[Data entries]
■ ■ ■ ■

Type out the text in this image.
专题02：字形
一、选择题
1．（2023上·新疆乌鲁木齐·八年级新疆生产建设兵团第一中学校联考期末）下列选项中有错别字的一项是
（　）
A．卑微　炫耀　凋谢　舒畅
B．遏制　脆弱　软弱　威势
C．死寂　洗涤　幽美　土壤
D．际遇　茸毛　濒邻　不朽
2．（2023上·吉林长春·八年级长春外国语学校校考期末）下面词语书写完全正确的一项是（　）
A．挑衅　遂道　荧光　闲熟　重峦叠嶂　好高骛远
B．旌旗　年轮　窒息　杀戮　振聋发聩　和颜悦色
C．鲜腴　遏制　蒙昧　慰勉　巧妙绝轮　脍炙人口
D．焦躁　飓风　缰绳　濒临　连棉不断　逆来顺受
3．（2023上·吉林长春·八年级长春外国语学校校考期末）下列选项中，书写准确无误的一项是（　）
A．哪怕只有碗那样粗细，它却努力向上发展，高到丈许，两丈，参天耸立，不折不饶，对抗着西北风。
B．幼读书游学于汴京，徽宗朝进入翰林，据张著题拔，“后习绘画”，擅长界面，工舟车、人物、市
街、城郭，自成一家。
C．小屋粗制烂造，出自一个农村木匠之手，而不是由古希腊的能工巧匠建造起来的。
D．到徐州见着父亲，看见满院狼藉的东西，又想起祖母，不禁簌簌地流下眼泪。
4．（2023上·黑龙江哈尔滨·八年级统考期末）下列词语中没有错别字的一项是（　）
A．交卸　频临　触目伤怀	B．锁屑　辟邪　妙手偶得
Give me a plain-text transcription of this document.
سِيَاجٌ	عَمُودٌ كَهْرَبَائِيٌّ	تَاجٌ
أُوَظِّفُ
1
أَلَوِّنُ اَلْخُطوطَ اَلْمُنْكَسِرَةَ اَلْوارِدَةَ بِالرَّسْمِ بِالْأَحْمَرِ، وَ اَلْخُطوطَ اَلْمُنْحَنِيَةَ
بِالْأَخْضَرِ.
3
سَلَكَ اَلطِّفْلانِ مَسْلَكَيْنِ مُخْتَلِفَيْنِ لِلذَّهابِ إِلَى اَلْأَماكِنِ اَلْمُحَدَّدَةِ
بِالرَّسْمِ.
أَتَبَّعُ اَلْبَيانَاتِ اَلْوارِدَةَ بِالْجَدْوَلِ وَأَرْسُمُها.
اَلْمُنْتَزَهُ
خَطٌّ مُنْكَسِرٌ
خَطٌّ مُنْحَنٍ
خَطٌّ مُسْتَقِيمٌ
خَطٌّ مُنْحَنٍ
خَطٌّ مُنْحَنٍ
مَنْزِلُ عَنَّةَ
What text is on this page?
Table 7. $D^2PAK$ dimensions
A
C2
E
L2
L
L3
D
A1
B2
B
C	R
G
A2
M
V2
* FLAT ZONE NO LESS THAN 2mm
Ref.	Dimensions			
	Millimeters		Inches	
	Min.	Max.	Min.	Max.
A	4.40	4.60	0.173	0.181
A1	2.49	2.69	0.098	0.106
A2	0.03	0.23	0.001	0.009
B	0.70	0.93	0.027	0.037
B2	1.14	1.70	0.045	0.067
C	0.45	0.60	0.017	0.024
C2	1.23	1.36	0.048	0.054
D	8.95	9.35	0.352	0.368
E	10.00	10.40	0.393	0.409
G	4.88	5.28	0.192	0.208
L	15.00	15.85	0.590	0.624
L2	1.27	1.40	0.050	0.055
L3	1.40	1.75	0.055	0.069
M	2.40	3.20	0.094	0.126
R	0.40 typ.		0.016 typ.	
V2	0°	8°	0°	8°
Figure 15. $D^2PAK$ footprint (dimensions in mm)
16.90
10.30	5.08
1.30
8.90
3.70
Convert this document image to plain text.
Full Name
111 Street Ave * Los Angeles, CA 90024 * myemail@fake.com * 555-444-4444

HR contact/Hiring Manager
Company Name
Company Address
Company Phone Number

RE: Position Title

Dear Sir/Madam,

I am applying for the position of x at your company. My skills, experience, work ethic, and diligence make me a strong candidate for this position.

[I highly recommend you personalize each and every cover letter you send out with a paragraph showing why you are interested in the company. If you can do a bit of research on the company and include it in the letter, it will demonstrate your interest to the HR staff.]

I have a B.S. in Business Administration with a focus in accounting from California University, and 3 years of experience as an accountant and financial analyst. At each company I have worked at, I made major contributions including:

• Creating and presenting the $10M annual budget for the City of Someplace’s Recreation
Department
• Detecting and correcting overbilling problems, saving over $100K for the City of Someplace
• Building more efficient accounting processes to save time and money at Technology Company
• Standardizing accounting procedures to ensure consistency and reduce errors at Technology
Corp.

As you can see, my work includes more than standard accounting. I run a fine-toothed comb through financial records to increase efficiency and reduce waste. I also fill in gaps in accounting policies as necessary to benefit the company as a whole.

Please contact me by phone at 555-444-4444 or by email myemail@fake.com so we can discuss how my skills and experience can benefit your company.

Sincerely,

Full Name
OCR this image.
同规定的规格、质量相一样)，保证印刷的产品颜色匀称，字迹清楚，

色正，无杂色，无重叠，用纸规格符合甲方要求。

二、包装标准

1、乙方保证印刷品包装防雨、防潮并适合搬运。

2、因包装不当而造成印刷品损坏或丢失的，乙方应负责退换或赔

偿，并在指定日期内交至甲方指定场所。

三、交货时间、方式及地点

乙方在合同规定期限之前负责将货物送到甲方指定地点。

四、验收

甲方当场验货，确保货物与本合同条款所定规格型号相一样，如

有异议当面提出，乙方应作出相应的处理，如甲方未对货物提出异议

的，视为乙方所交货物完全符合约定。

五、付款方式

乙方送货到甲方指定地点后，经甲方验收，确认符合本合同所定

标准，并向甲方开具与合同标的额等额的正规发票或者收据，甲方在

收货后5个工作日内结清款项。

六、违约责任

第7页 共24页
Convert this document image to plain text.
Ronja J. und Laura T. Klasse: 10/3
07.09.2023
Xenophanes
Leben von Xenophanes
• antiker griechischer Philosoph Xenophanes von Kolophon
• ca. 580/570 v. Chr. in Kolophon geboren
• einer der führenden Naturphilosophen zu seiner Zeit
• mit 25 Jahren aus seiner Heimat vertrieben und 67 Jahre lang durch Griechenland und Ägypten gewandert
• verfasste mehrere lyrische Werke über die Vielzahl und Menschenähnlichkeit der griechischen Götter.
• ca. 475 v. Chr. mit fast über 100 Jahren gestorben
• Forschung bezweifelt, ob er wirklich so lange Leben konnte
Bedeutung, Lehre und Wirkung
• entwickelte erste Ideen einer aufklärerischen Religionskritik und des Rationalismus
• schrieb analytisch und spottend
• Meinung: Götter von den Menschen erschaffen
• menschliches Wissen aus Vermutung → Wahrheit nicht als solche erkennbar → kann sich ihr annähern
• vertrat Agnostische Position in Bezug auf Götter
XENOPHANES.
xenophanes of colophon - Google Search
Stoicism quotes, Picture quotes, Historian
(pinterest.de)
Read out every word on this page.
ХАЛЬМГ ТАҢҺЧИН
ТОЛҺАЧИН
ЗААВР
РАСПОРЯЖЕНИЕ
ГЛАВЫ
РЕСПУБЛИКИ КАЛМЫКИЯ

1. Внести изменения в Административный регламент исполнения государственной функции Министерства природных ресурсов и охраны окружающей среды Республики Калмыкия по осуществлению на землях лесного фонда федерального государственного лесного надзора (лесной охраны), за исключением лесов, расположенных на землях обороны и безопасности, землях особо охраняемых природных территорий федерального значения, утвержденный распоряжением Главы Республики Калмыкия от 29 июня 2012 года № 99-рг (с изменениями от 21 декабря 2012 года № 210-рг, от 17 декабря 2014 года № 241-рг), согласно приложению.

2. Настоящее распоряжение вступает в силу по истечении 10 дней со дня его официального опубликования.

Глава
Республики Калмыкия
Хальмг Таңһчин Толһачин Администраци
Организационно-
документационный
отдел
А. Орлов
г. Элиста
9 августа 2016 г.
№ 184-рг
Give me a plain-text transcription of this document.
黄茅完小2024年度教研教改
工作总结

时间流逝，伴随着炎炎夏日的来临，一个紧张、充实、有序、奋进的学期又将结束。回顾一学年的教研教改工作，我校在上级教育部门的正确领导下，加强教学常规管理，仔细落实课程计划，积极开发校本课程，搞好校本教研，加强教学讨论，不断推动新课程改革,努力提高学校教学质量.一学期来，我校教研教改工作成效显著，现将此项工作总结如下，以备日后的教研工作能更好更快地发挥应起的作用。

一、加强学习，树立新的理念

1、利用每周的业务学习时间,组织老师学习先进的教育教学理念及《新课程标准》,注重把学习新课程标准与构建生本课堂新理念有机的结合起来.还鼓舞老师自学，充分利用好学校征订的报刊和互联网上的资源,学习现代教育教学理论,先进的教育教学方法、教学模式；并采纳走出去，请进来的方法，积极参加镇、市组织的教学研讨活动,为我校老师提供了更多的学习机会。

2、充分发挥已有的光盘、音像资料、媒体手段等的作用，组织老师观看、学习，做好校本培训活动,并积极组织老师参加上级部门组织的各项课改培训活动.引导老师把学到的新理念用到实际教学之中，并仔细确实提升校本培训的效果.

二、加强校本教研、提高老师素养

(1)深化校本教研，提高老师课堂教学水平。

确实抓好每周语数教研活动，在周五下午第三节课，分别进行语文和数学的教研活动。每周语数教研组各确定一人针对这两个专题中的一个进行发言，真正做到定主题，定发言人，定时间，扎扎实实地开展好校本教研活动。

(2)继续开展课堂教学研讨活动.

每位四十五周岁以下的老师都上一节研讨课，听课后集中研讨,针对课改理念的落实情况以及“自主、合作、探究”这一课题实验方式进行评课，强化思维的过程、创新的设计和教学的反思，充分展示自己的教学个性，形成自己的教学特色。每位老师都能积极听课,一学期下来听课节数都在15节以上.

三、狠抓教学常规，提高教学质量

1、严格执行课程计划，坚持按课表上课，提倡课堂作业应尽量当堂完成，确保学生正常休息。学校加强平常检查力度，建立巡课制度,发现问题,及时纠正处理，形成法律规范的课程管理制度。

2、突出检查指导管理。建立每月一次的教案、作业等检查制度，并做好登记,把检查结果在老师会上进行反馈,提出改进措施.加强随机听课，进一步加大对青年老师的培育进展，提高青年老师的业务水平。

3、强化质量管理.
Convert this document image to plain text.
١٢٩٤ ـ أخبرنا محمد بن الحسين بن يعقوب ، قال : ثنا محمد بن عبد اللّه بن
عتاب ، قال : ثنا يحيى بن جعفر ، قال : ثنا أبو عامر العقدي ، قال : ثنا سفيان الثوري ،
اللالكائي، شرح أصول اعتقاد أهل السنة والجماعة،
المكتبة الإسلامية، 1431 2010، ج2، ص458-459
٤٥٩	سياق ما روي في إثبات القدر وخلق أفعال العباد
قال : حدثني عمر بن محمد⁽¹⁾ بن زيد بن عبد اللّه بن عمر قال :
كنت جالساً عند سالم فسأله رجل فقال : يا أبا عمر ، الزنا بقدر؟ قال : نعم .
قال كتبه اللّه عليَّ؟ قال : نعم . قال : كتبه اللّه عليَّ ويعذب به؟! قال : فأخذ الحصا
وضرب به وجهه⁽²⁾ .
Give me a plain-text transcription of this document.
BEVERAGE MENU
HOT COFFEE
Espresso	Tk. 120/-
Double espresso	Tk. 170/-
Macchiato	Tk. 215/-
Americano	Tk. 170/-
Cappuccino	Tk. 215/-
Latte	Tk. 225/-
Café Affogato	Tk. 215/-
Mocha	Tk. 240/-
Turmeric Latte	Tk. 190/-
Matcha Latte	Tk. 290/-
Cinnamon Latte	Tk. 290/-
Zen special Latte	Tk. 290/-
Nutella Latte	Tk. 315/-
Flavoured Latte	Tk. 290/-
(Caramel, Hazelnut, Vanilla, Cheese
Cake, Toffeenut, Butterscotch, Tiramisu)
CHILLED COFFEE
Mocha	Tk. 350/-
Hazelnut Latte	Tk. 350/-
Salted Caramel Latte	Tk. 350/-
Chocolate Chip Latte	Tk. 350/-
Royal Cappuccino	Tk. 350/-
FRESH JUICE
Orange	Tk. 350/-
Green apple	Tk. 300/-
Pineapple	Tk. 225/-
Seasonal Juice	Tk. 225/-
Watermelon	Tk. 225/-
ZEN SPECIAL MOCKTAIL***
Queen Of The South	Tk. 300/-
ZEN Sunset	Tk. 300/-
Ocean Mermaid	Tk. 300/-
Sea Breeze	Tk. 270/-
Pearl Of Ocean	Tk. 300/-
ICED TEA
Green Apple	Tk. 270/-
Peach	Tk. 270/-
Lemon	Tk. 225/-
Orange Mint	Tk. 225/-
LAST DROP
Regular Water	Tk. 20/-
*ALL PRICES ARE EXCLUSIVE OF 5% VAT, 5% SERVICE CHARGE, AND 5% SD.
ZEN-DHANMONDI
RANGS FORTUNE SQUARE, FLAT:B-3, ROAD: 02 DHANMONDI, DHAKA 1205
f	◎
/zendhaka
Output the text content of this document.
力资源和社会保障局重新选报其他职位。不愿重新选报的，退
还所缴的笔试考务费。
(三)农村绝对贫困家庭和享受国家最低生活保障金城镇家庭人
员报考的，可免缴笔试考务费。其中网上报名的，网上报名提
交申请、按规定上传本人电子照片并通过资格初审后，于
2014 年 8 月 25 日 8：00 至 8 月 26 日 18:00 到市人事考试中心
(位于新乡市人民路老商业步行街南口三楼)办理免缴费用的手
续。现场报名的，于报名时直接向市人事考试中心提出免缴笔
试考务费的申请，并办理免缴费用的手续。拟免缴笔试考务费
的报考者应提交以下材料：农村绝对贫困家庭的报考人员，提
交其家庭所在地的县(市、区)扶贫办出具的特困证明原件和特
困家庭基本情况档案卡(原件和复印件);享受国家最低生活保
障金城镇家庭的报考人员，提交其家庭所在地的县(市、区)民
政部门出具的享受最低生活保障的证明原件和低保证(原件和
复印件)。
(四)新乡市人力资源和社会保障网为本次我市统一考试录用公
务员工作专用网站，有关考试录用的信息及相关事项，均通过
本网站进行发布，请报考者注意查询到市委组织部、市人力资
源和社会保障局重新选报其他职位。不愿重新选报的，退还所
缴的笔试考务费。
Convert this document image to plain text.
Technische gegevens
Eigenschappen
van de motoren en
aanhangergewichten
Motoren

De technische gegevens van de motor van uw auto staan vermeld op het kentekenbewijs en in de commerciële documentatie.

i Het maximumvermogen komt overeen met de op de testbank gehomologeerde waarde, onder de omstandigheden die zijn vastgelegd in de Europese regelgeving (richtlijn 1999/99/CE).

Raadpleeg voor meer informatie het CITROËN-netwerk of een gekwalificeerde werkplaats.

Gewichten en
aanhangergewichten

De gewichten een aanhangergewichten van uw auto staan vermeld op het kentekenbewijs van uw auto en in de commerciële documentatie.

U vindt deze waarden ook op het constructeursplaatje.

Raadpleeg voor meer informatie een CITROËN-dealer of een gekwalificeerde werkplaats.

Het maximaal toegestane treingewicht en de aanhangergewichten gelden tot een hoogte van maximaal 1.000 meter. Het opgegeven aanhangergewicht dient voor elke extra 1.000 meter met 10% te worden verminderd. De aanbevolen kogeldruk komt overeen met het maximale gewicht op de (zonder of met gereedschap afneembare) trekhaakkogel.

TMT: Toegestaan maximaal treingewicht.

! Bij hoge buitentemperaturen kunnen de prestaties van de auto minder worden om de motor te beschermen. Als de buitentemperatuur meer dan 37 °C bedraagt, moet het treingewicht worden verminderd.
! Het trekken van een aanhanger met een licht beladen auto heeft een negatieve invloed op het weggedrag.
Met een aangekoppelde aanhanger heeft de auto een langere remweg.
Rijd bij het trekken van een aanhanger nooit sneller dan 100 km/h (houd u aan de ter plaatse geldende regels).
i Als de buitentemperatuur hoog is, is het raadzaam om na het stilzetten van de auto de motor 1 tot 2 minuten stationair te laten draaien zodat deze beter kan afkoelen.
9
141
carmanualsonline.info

■ ■ ■ ■

_WRITTEN TASK_
Write only the number of lines that include "Kolophon".

_REPLY TO THE TASK_
2